## Exercise aim
Identify the lines that contain the word "frac", then copy them.

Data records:
================================

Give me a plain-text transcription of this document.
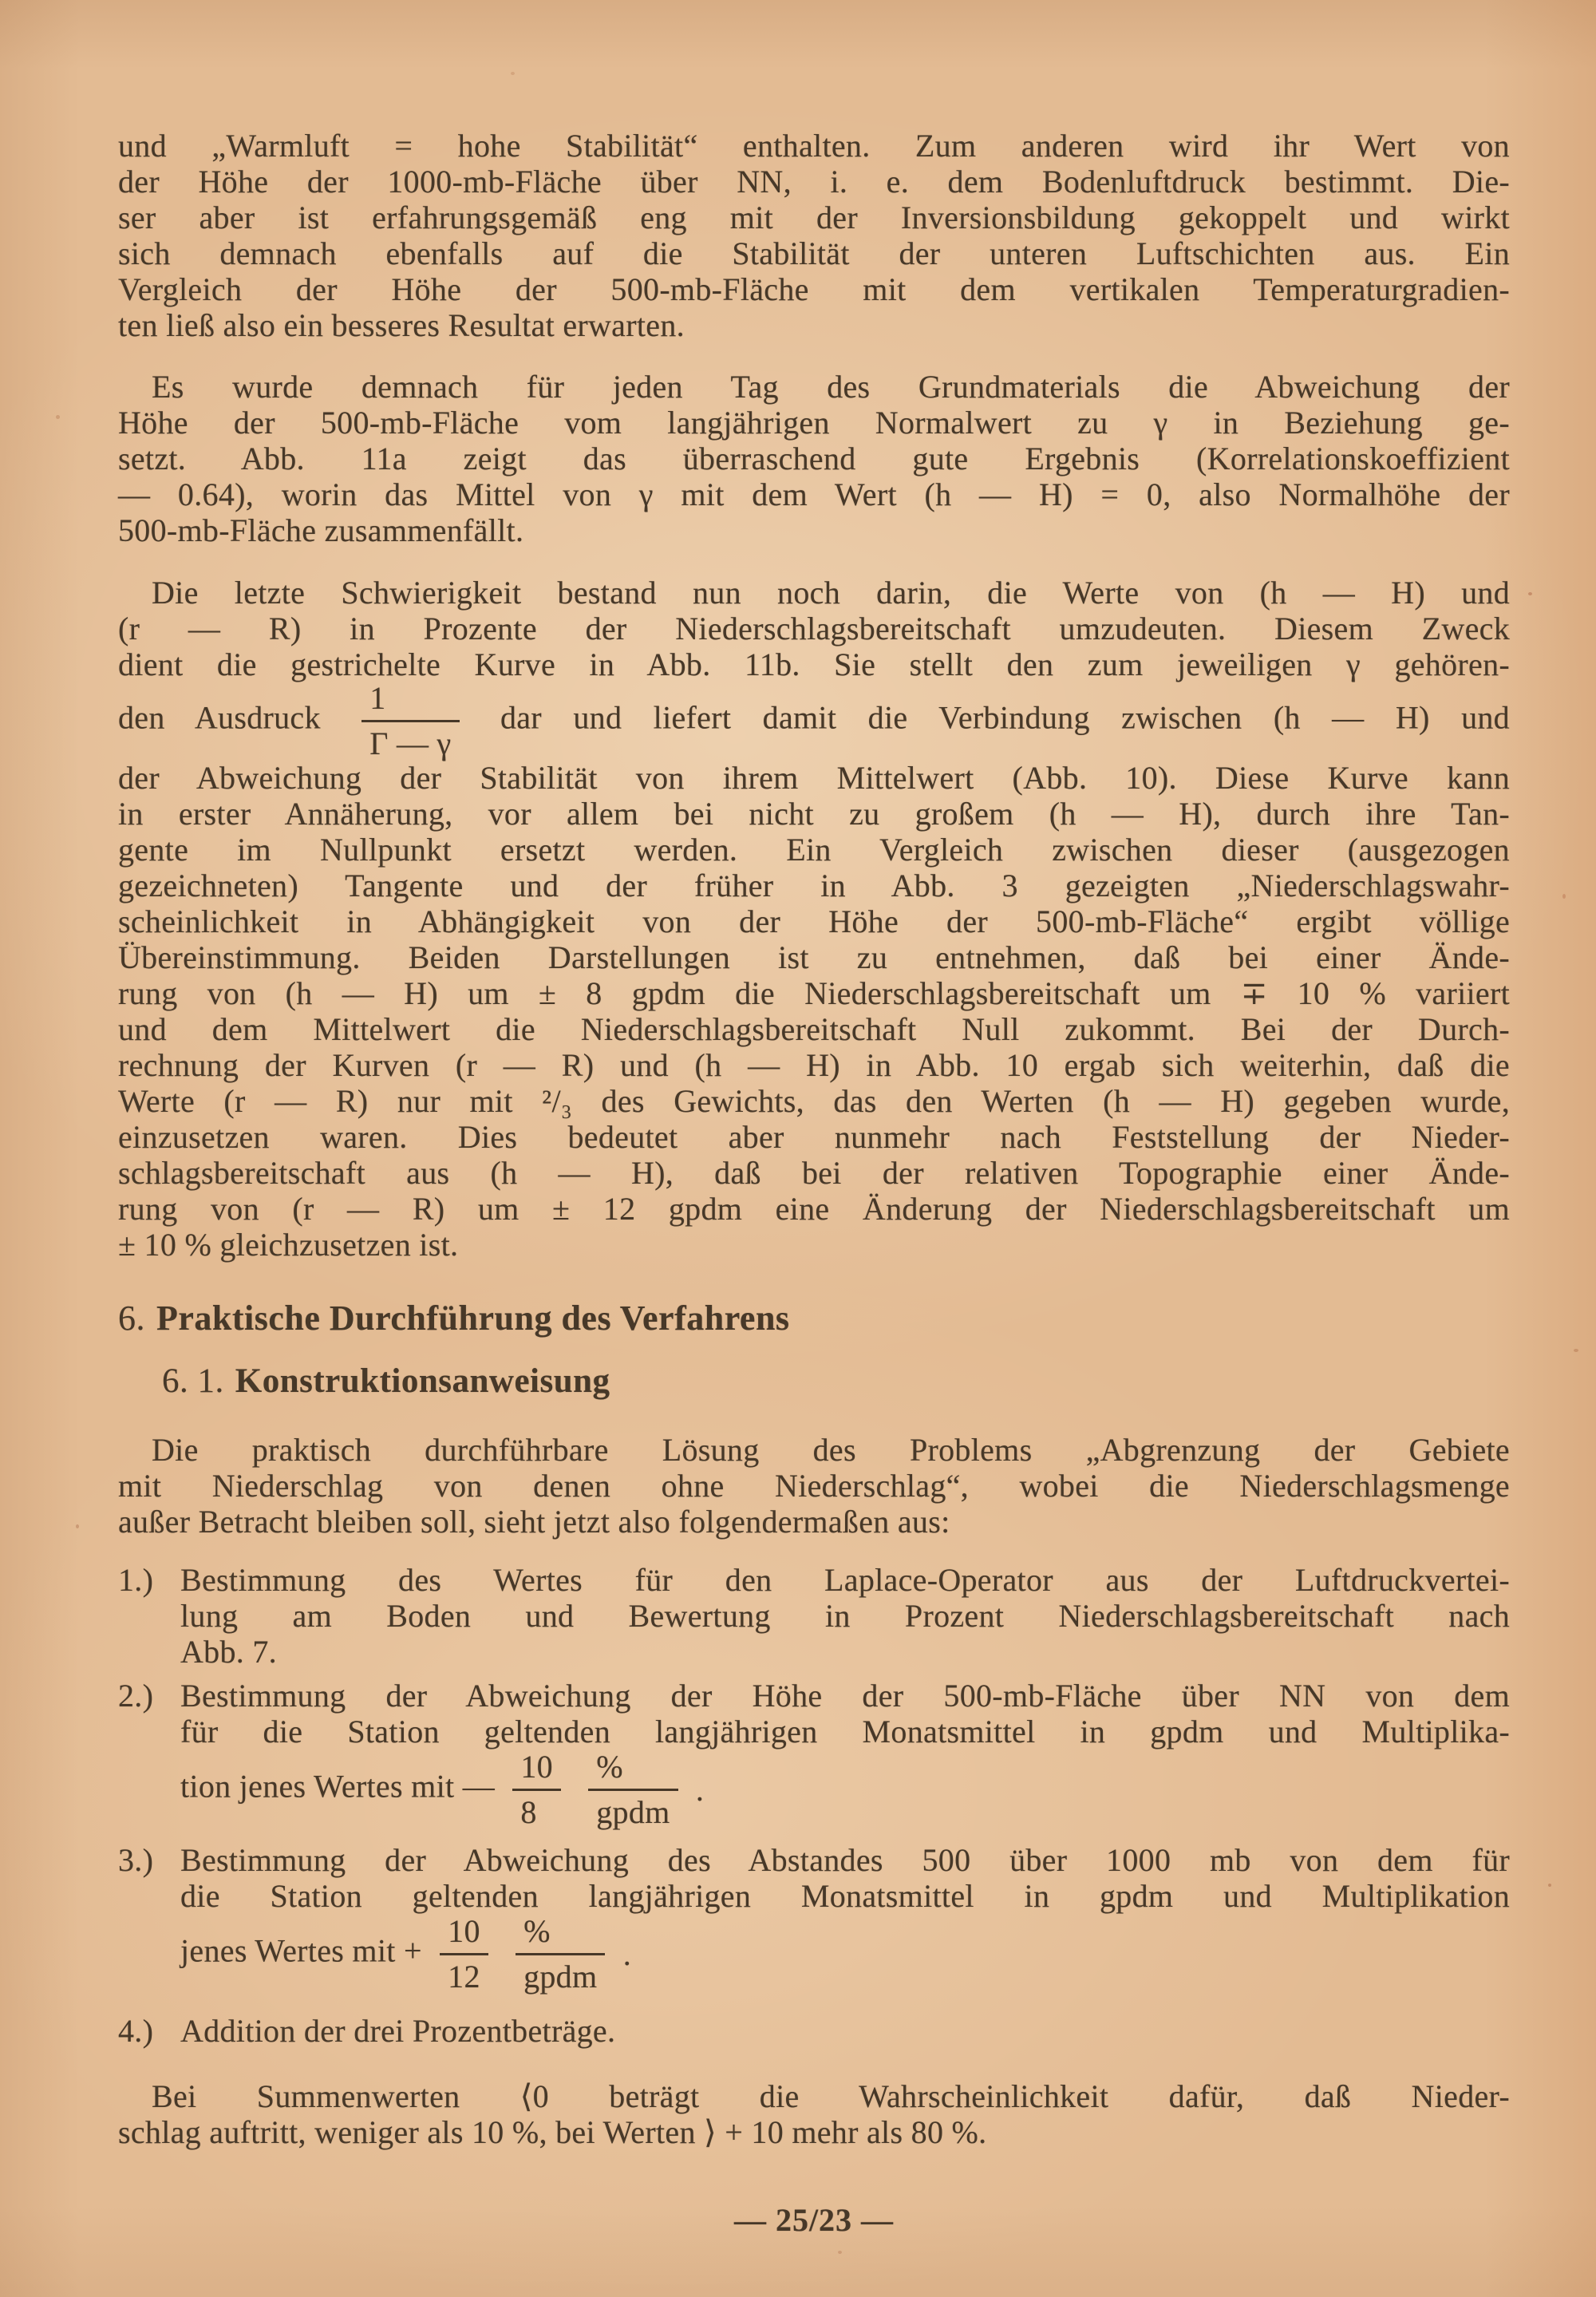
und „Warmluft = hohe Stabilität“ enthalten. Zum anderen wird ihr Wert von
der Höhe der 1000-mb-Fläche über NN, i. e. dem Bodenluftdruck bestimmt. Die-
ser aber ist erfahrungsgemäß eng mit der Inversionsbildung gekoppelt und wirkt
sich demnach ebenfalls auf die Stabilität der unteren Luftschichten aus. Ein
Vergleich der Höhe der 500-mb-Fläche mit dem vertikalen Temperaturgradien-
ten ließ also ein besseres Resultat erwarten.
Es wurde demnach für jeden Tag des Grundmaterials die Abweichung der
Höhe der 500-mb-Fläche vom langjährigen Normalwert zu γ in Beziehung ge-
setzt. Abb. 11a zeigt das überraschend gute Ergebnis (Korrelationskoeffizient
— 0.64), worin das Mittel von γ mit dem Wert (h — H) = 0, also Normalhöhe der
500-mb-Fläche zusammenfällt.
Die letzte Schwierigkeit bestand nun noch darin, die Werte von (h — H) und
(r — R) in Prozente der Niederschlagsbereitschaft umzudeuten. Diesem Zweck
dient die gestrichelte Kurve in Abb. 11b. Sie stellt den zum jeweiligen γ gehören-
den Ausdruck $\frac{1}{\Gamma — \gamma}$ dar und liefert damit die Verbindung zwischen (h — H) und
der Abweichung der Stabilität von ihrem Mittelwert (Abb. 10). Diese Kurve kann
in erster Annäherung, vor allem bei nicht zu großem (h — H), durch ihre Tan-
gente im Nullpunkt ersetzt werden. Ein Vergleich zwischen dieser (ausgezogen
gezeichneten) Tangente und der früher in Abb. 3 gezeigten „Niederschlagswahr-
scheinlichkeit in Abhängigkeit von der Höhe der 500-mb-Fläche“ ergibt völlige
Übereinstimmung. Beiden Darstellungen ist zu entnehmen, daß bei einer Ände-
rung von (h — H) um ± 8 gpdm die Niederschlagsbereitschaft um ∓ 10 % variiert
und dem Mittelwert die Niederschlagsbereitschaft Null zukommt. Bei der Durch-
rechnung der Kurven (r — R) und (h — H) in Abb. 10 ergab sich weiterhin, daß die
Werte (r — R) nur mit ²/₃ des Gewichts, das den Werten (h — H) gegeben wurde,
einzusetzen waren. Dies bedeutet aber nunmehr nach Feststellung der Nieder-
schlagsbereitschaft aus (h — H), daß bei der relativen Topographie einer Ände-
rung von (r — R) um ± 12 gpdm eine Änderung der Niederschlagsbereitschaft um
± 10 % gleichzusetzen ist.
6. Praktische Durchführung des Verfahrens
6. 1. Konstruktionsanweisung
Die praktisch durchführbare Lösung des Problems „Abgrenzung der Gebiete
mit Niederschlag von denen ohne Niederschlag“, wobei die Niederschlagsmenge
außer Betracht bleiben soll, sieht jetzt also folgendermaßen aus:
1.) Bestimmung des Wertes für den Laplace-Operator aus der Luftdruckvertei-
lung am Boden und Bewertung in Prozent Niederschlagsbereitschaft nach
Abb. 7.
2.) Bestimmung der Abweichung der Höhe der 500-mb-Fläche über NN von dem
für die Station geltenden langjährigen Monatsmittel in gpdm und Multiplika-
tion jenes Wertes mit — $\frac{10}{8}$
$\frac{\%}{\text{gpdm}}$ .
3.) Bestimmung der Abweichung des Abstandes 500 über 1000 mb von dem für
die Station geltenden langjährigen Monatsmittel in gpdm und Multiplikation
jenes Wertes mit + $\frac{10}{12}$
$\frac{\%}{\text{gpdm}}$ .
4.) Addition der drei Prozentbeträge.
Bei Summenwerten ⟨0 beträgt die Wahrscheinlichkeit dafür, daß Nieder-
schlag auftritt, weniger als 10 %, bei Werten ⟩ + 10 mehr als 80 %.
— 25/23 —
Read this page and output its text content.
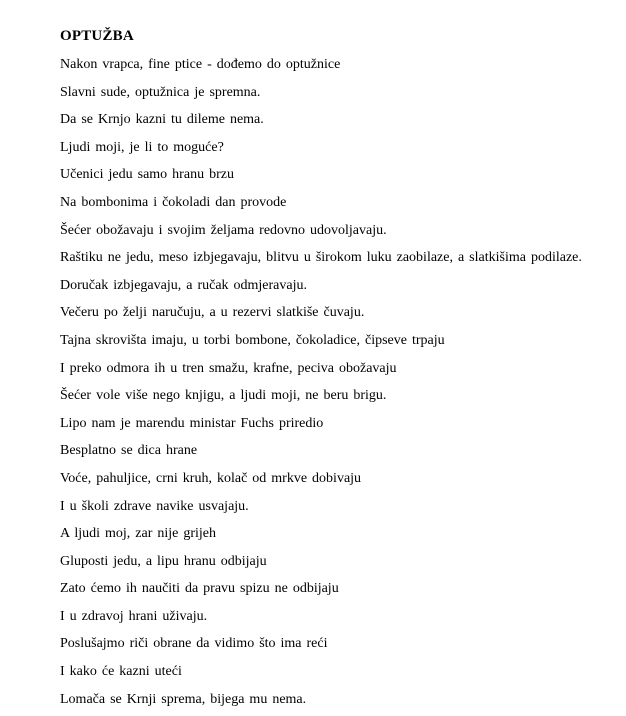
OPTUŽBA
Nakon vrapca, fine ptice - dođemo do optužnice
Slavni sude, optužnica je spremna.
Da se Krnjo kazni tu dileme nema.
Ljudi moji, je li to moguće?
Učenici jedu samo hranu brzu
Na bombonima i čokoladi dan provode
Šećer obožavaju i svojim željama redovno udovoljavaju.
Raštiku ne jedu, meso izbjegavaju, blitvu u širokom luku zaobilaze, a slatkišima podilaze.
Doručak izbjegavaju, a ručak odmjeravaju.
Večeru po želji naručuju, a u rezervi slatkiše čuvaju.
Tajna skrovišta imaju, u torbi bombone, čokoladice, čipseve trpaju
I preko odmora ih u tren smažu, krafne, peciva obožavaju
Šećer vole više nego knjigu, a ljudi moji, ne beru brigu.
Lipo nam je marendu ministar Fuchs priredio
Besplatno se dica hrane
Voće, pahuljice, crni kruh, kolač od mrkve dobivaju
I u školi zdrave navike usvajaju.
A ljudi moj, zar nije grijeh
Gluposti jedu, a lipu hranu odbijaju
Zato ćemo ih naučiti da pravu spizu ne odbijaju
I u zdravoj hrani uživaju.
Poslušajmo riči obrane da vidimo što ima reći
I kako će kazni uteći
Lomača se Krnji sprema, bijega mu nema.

================================

## Exercise result
den Ausdruck $\frac{1}{\Gamma — \gamma}$ dar und liefert damit die Verbindung zwischen (h — H) und
tion jenes Wertes mit — $\frac{10}{8}$
$\frac{\%}{\text{gpdm}}$ .
jenes Wertes mit + $\frac{10}{12}$
$\frac{\%}{\text{gpdm}}$ .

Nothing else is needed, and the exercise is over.